[DESCRIPTION OF THE TASK]:
Could you give the data below again, exactly and completely?

[EXTRACTED RECORDS]:
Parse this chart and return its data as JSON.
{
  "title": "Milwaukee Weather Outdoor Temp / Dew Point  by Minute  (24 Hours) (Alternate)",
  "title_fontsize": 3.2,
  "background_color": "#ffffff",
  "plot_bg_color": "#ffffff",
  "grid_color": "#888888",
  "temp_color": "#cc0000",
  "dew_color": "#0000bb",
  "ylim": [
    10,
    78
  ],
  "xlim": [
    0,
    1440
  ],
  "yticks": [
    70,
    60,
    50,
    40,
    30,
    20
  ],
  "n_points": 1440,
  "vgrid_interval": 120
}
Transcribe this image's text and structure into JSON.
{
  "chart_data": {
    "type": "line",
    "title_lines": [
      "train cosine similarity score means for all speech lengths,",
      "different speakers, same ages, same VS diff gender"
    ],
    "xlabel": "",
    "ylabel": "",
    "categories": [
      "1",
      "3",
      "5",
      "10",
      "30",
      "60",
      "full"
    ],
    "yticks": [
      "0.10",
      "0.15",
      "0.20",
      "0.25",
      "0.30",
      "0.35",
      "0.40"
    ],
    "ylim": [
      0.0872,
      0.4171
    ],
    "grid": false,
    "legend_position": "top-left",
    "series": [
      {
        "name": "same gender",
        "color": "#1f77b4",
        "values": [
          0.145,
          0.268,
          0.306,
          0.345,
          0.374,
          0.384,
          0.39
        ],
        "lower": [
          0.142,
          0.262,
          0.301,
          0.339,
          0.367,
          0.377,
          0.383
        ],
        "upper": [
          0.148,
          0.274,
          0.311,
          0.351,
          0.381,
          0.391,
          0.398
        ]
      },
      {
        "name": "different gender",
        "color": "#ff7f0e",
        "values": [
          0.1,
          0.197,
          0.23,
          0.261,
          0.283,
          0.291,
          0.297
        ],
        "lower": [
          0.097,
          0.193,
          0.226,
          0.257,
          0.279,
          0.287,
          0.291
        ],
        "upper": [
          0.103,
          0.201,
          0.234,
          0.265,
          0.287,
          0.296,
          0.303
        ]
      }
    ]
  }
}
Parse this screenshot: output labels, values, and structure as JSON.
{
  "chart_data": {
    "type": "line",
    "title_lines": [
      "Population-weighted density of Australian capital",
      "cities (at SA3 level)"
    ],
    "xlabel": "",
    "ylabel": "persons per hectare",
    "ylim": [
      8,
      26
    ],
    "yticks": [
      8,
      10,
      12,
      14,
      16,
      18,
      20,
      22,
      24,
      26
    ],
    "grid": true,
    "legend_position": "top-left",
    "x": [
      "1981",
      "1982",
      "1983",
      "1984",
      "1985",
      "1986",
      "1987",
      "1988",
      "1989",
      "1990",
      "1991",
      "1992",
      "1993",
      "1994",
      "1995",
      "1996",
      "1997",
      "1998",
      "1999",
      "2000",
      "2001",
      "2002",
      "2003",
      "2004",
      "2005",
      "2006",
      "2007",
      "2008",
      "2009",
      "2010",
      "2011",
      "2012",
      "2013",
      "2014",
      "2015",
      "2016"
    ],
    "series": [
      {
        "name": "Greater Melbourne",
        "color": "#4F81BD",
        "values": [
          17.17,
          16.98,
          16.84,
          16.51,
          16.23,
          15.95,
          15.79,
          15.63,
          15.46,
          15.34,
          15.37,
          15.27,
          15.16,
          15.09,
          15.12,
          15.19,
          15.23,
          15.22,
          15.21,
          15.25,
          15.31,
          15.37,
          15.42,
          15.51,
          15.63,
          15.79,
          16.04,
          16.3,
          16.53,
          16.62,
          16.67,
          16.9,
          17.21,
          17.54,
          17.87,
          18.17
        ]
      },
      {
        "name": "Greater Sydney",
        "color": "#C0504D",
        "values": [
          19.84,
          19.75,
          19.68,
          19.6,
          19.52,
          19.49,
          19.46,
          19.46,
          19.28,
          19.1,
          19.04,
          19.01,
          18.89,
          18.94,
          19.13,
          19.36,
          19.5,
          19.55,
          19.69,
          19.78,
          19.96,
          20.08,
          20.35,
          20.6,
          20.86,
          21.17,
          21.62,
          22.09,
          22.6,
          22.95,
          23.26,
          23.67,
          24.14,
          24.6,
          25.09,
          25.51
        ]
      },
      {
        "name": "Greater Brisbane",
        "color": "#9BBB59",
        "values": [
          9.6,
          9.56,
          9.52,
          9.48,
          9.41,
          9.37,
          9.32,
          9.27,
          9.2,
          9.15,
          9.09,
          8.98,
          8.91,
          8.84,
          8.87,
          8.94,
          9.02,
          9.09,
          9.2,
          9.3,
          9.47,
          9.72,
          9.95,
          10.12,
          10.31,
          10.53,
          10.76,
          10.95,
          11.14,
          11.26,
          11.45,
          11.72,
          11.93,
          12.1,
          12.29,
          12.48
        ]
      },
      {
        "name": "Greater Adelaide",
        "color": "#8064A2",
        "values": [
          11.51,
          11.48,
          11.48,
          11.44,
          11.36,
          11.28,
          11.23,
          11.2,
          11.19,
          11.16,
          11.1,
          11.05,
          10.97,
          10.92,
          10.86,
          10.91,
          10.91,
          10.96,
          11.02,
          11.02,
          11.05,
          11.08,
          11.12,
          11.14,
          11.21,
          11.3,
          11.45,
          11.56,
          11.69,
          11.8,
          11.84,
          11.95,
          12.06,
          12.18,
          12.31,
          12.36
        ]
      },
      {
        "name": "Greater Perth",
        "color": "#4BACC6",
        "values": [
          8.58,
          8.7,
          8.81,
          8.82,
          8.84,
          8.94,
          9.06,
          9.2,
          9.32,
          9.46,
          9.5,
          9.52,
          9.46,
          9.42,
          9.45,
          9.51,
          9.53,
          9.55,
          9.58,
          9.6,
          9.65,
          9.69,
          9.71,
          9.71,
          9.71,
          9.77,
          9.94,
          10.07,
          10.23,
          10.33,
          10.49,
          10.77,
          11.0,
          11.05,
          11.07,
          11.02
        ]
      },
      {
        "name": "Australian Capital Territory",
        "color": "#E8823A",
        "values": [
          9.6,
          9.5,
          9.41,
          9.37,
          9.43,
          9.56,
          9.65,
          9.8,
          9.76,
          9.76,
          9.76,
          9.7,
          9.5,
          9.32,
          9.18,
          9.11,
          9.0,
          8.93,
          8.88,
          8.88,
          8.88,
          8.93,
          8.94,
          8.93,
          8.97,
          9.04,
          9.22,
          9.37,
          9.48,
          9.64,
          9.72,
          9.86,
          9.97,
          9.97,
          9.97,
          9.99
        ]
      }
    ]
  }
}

[IN RESPONSE]:
Parse this chart and return its data as JSON.
{
  "title": "Milwaukee Weather Outdoor Temp / Dew Point  by Minute  (24 Hours) (Alternate)",
  "title_fontsize": 3.2,
  "background_color": "#ffffff",
  "plot_bg_color": "#ffffff",
  "grid_color": "#888888",
  "temp_color": "#cc0000",
  "dew_color": "#0000bb",
  "ylim": [
    10,
    78
  ],
  "xlim": [
    0,
    1440
  ],
  "yticks": [
    70,
    60,
    50,
    40,
    30,
    20
  ],
  "n_points": 1440,
  "vgrid_interval": 120
}
Transcribe this image's text and structure into JSON.
{
  "chart_data": {
    "type": "line",
    "title_lines": [
      "train cosine similarity score means for all speech lengths,",
      "different speakers, same ages, same VS diff gender"
    ],
    "xlabel": "",
    "ylabel": "",
    "categories": [
      "1",
      "3",
      "5",
      "10",
      "30",
      "60",
      "full"
    ],
    "yticks": [
      "0.10",
      "0.15",
      "0.20",
      "0.25",
      "0.30",
      "0.35",
      "0.40"
    ],
    "ylim": [
      0.0872,
      0.4171
    ],
    "grid": false,
    "legend_position": "top-left",
    "series": [
      {
        "name": "same gender",
        "color": "#1f77b4",
        "values": [
          0.145,
          0.268,
          0.306,
          0.345,
          0.374,
          0.384,
          0.39
        ],
        "lower": [
          0.142,
          0.262,
          0.301,
          0.339,
          0.367,
          0.377,
          0.383
        ],
        "upper": [
          0.148,
          0.274,
          0.311,
          0.351,
          0.381,
          0.391,
          0.398
        ]
      },
      {
        "name": "different gender",
        "color": "#ff7f0e",
        "values": [
          0.1,
          0.197,
          0.23,
          0.261,
          0.283,
          0.291,
          0.297
        ],
        "lower": [
          0.097,
          0.193,
          0.226,
          0.257,
          0.279,
          0.287,
          0.291
        ],
        "upper": [
          0.103,
          0.201,
          0.234,
          0.265,
          0.287,
          0.296,
          0.303
        ]
      }
    ]
  }
}
Parse this screenshot: output labels, values, and structure as JSON.
{
  "chart_data": {
    "type": "line",
    "title_lines": [
      "Population-weighted density of Australian capital",
      "cities (at SA3 level)"
    ],
    "xlabel": "",
    "ylabel": "persons per hectare",
    "ylim": [
      8,
      26
    ],
    "yticks": [
      8,
      10,
      12,
      14,
      16,
      18,
      20,
      22,
      24,
      26
    ],
    "grid": true,
    "legend_position": "top-left",
    "x": [
      "1981",
      "1982",
      "1983",
      "1984",
      "1985",
      "1986",
      "1987",
      "1988",
      "1989",
      "1990",
      "1991",
      "1992",
      "1993",
      "1994",
      "1995",
      "1996",
      "1997",
      "1998",
      "1999",
      "2000",
      "2001",
      "2002",
      "2003",
      "2004",
      "2005",
      "2006",
      "2007",
      "2008",
      "2009",
      "2010",
      "2011",
      "2012",
      "2013",
      "2014",
      "2015",
      "2016"
    ],
    "series": [
      {
        "name": "Greater Melbourne",
        "color": "#4F81BD",
        "values": [
          17.17,
          16.98,
          16.84,
          16.51,
          16.23,
          15.95,
          15.79,
          15.63,
          15.46,
          15.34,
          15.37,
          15.27,
          15.16,
          15.09,
          15.12,
          15.19,
          15.23,
          15.22,
          15.21,
          15.25,
          15.31,
          15.37,
          15.42,
          15.51,
          15.63,
          15.79,
          16.04,
          16.3,
          16.53,
          16.62,
          16.67,
          16.9,
          17.21,
          17.54,
          17.87,
          18.17
        ]
      },
      {
        "name": "Greater Sydney",
        "color": "#C0504D",
        "values": [
          19.84,
          19.75,
          19.68,
          19.6,
          19.52,
          19.49,
          19.46,
          19.46,
          19.28,
          19.1,
          19.04,
          19.01,
          18.89,
          18.94,
          19.13,
          19.36,
          19.5,
          19.55,
          19.69,
          19.78,
          19.96,
          20.08,
          20.35,
          20.6,
          20.86,
          21.17,
          21.62,
          22.09,
          22.6,
          22.95,
          23.26,
          23.67,
          24.14,
          24.6,
          25.09,
          25.51
        ]
      },
      {
        "name": "Greater Brisbane",
        "color": "#9BBB59",
        "values": [
          9.6,
          9.56,
          9.52,
          9.48,
          9.41,
          9.37,
          9.32,
          9.27,
          9.2,
          9.15,
          9.09,
          8.98,
          8.91,
          8.84,
          8.87,
          8.94,
          9.02,
          9.09,
          9.2,
          9.3,
          9.47,
          9.72,
          9.95,
          10.12,
          10.31,
          10.53,
          10.76,
          10.95,
          11.14,
          11.26,
          11.45,
          11.72,
          11.93,
          12.1,
          12.29,
          12.48
        ]
      },
      {
        "name": "Greater Adelaide",
        "color": "#8064A2",
        "values": [
          11.51,
          11.48,
          11.48,
          11.44,
          11.36,
          11.28,
          11.23,
          11.2,
          11.19,
          11.16,
          11.1,
          11.05,
          10.97,
          10.92,
          10.86,
          10.91,
          10.91,
          10.96,
          11.02,
          11.02,
          11.05,
          11.08,
          11.12,
          11.14,
          11.21,
          11.3,
          11.45,
          11.56,
          11.69,
          11.8,
          11.84,
          11.95,
          12.06,
          12.18,
          12.31,
          12.36
        ]
      },
      {
        "name": "Greater Perth",
        "color": "#4BACC6",
        "values": [
          8.58,
          8.7,
          8.81,
          8.82,
          8.84,
          8.94,
          9.06,
          9.2,
          9.32,
          9.46,
          9.5,
          9.52,
          9.46,
          9.42,
          9.45,
          9.51,
          9.53,
          9.55,
          9.58,
          9.6,
          9.65,
          9.69,
          9.71,
          9.71,
          9.71,
          9.77,
          9.94,
          10.07,
          10.23,
          10.33,
          10.49,
          10.77,
          11.0,
          11.05,
          11.07,
          11.02
        ]
      },
      {
        "name": "Australian Capital Territory",
        "color": "#E8823A",
        "values": [
          9.6,
          9.5,
          9.41,
          9.37,
          9.43,
          9.56,
          9.65,
          9.8,
          9.76,
          9.76,
          9.76,
          9.7,
          9.5,
          9.32,
          9.18,
          9.11,
          9.0,
          8.93,
          8.88,
          8.88,
          8.88,
          8.93,
          8.94,
          8.93,
          8.97,
          9.04,
          9.22,
          9.37,
          9.48,
          9.64,
          9.72,
          9.86,
          9.97,
          9.97,
          9.97,
          9.99
        ]
      }
    ]
  }
}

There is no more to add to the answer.